▶ **Your goal**: Count the lines below that contain the word "中国石油化工股份有限公司茂名分公司". Give only the number.

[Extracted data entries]

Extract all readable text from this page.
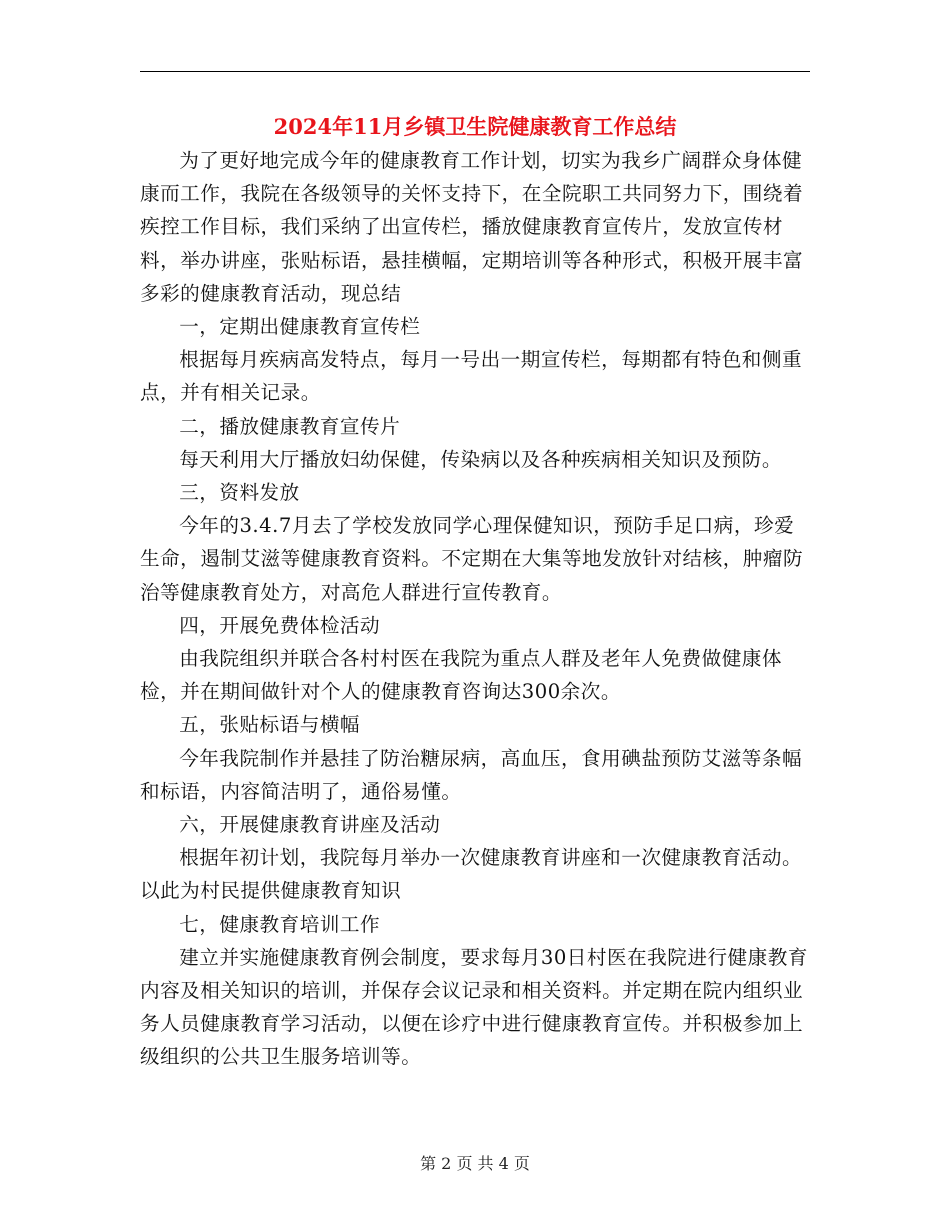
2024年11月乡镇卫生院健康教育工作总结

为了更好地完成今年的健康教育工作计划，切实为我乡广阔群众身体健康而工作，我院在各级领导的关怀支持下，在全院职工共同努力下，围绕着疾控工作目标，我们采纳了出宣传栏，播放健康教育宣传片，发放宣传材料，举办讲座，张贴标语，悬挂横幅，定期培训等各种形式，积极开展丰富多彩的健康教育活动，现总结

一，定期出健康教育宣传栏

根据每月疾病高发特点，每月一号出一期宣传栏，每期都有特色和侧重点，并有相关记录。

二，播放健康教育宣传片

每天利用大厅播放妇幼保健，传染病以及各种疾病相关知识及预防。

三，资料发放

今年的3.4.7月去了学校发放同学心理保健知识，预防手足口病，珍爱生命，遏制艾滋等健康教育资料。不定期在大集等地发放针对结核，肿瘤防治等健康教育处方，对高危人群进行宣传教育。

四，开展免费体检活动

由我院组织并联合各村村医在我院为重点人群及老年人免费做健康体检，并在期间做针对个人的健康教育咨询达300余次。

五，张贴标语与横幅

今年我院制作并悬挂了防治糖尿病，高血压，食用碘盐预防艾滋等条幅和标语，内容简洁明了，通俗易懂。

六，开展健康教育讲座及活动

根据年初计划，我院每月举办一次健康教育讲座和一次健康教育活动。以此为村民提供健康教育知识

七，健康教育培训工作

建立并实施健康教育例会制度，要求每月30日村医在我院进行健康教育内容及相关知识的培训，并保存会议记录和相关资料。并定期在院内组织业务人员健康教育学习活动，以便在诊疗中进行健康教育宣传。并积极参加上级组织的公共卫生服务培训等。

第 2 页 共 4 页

==

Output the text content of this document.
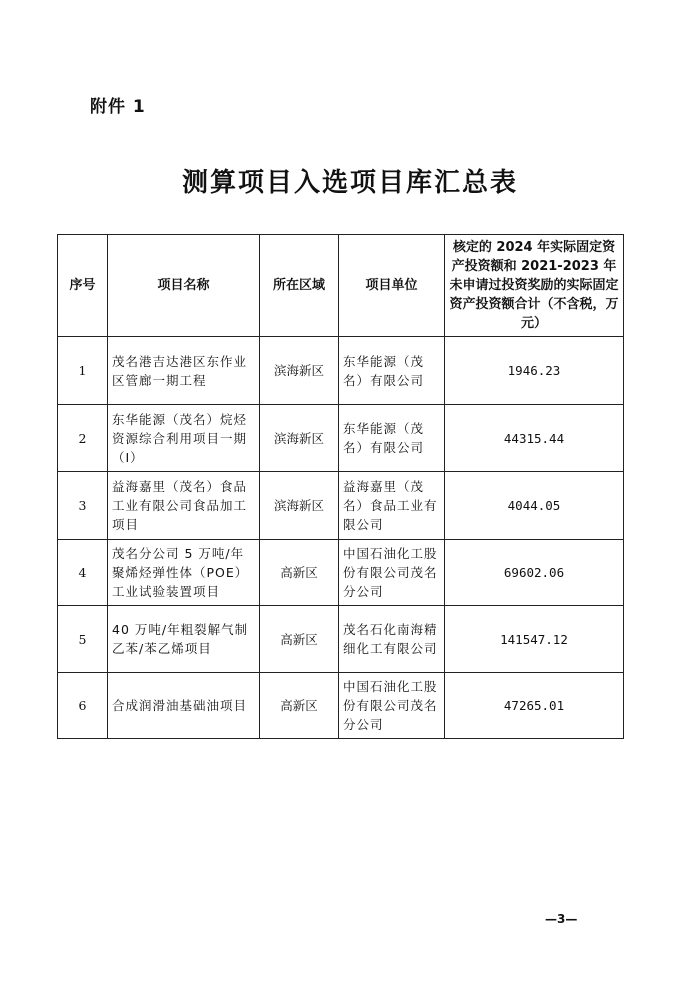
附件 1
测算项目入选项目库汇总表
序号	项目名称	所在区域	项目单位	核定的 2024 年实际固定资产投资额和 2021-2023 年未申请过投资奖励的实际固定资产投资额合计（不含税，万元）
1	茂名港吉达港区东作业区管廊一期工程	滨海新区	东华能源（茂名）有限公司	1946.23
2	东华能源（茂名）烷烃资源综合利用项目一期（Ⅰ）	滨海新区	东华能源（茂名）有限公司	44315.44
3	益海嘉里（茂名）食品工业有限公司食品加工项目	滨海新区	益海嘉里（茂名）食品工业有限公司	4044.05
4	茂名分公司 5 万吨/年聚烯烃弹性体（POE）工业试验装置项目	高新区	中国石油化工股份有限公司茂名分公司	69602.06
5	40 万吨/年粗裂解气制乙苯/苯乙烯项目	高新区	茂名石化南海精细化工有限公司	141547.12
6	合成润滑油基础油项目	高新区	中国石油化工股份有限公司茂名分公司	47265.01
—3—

▶ **Correct response**: 2